* [Task description]:
Write out the listing below again, precisely as it is given.

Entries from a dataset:
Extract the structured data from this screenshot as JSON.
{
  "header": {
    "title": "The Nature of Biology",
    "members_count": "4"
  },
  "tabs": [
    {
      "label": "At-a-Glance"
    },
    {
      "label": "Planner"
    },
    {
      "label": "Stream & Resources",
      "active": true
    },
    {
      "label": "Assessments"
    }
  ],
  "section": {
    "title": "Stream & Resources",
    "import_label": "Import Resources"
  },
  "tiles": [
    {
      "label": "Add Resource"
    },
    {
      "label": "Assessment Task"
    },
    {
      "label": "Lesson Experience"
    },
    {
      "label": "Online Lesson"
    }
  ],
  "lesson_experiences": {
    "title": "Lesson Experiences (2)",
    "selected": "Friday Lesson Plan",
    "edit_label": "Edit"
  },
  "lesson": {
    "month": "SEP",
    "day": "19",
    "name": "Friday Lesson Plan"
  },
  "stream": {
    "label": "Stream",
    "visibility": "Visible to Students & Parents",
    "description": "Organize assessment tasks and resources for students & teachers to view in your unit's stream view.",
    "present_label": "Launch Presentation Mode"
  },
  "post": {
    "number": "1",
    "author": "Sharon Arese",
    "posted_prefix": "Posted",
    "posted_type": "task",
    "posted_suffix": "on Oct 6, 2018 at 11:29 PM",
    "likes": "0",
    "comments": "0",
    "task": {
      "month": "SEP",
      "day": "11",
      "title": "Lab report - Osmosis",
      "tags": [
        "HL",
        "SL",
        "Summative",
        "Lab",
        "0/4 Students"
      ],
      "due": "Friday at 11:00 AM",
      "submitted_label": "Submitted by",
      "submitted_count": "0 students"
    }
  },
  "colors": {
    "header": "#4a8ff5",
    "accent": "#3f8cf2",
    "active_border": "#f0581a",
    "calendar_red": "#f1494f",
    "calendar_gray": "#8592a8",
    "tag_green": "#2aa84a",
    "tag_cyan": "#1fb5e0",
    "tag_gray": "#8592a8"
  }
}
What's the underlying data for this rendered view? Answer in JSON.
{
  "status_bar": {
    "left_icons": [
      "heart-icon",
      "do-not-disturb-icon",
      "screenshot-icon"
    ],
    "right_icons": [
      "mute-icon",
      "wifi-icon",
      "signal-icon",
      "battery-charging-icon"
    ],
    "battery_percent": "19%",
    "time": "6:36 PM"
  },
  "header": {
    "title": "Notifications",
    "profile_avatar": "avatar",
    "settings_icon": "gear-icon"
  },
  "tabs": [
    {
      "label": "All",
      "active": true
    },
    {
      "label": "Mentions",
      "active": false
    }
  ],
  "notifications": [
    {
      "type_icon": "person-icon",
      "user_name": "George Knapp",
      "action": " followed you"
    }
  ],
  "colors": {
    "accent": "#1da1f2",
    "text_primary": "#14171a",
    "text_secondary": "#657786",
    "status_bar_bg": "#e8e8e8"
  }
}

* [Solution]:
Extract the structured data from this screenshot as JSON.
{
  "header": {
    "title": "The Nature of Biology",
    "members_count": "4"
  },
  "tabs": [
    {
      "label": "At-a-Glance"
    },
    {
      "label": "Planner"
    },
    {
      "label": "Stream & Resources",
      "active": true
    },
    {
      "label": "Assessments"
    }
  ],
  "section": {
    "title": "Stream & Resources",
    "import_label": "Import Resources"
  },
  "tiles": [
    {
      "label": "Add Resource"
    },
    {
      "label": "Assessment Task"
    },
    {
      "label": "Lesson Experience"
    },
    {
      "label": "Online Lesson"
    }
  ],
  "lesson_experiences": {
    "title": "Lesson Experiences (2)",
    "selected": "Friday Lesson Plan",
    "edit_label": "Edit"
  },
  "lesson": {
    "month": "SEP",
    "day": "19",
    "name": "Friday Lesson Plan"
  },
  "stream": {
    "label": "Stream",
    "visibility": "Visible to Students & Parents",
    "description": "Organize assessment tasks and resources for students & teachers to view in your unit's stream view.",
    "present_label": "Launch Presentation Mode"
  },
  "post": {
    "number": "1",
    "author": "Sharon Arese",
    "posted_prefix": "Posted",
    "posted_type": "task",
    "posted_suffix": "on Oct 6, 2018 at 11:29 PM",
    "likes": "0",
    "comments": "0",
    "task": {
      "month": "SEP",
      "day": "11",
      "title": "Lab report - Osmosis",
      "tags": [
        "HL",
        "SL",
        "Summative",
        "Lab",
        "0/4 Students"
      ],
      "due": "Friday at 11:00 AM",
      "submitted_label": "Submitted by",
      "submitted_count": "0 students"
    }
  },
  "colors": {
    "header": "#4a8ff5",
    "accent": "#3f8cf2",
    "active_border": "#f0581a",
    "calendar_red": "#f1494f",
    "calendar_gray": "#8592a8",
    "tag_green": "#2aa84a",
    "tag_cyan": "#1fb5e0",
    "tag_gray": "#8592a8"
  }
}
What's the underlying data for this rendered view? Answer in JSON.
{
  "status_bar": {
    "left_icons": [
      "heart-icon",
      "do-not-disturb-icon",
      "screenshot-icon"
    ],
    "right_icons": [
      "mute-icon",
      "wifi-icon",
      "signal-icon",
      "battery-charging-icon"
    ],
    "battery_percent": "19%",
    "time": "6:36 PM"
  },
  "header": {
    "title": "Notifications",
    "profile_avatar": "avatar",
    "settings_icon": "gear-icon"
  },
  "tabs": [
    {
      "label": "All",
      "active": true
    },
    {
      "label": "Mentions",
      "active": false
    }
  ],
  "notifications": [
    {
      "type_icon": "person-icon",
      "user_name": "George Knapp",
      "action": " followed you"
    }
  ],
  "colors": {
    "accent": "#1da1f2",
    "text_primary": "#14171a",
    "text_secondary": "#657786",
    "status_bar_bg": "#e8e8e8"
  }
}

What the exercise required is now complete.